------ Dataset excerpts

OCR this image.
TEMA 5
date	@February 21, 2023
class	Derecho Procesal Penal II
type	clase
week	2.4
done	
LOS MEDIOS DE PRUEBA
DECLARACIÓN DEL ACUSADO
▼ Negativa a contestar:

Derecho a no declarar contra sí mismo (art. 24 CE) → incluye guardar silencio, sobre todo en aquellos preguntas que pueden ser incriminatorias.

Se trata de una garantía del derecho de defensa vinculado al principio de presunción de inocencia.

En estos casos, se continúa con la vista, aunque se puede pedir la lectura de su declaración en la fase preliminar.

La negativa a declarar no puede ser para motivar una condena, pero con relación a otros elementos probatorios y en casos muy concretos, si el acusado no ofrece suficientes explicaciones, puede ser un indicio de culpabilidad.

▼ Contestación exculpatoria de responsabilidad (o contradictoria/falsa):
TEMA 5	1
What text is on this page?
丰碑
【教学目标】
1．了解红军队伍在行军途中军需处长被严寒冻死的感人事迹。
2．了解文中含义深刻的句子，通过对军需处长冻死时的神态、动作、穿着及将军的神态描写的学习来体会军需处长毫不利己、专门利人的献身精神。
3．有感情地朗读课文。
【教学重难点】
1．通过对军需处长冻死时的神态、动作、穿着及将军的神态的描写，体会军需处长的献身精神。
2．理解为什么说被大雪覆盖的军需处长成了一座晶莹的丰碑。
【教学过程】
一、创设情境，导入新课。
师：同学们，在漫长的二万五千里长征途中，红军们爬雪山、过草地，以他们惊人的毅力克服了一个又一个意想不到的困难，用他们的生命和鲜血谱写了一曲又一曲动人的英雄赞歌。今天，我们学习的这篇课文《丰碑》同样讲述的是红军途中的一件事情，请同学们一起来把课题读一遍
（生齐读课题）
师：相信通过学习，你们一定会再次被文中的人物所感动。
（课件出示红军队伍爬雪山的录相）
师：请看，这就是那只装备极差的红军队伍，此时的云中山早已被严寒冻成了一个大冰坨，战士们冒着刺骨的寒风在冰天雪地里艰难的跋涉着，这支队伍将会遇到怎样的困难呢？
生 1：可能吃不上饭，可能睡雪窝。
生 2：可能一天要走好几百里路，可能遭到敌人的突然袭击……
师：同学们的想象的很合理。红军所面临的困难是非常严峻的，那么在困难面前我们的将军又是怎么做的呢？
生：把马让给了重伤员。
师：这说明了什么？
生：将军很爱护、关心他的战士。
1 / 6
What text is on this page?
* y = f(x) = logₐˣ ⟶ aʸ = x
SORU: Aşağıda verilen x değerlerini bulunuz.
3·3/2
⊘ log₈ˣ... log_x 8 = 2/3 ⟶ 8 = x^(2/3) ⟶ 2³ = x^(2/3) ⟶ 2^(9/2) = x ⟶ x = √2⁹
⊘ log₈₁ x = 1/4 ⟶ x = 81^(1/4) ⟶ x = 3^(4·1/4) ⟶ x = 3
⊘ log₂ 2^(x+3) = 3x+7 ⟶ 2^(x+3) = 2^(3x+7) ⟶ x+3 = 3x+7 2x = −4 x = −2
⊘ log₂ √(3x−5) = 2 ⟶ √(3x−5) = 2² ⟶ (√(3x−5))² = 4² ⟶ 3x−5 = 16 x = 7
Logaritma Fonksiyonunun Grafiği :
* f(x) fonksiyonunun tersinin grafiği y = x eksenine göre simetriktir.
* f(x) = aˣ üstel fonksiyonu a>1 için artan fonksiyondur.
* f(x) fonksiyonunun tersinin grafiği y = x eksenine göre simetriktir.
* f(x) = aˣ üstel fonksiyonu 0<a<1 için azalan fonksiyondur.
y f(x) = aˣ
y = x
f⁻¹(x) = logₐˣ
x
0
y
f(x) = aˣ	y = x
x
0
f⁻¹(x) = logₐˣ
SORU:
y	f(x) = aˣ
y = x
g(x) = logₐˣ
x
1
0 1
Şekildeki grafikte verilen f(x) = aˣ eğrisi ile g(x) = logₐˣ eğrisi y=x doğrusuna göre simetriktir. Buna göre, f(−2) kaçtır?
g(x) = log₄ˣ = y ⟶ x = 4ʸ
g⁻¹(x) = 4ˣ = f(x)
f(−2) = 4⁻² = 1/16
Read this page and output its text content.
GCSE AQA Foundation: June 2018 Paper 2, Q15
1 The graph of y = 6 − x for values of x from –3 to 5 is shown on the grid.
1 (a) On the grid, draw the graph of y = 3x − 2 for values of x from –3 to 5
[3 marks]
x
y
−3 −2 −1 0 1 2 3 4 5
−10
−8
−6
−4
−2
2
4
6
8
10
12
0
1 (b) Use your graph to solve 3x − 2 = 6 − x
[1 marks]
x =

------------

- Task goal: Your answer should be a single number: the count of lines in these records that hold the string "通过对军需处长冻死时的神态".

- Finished answer: 2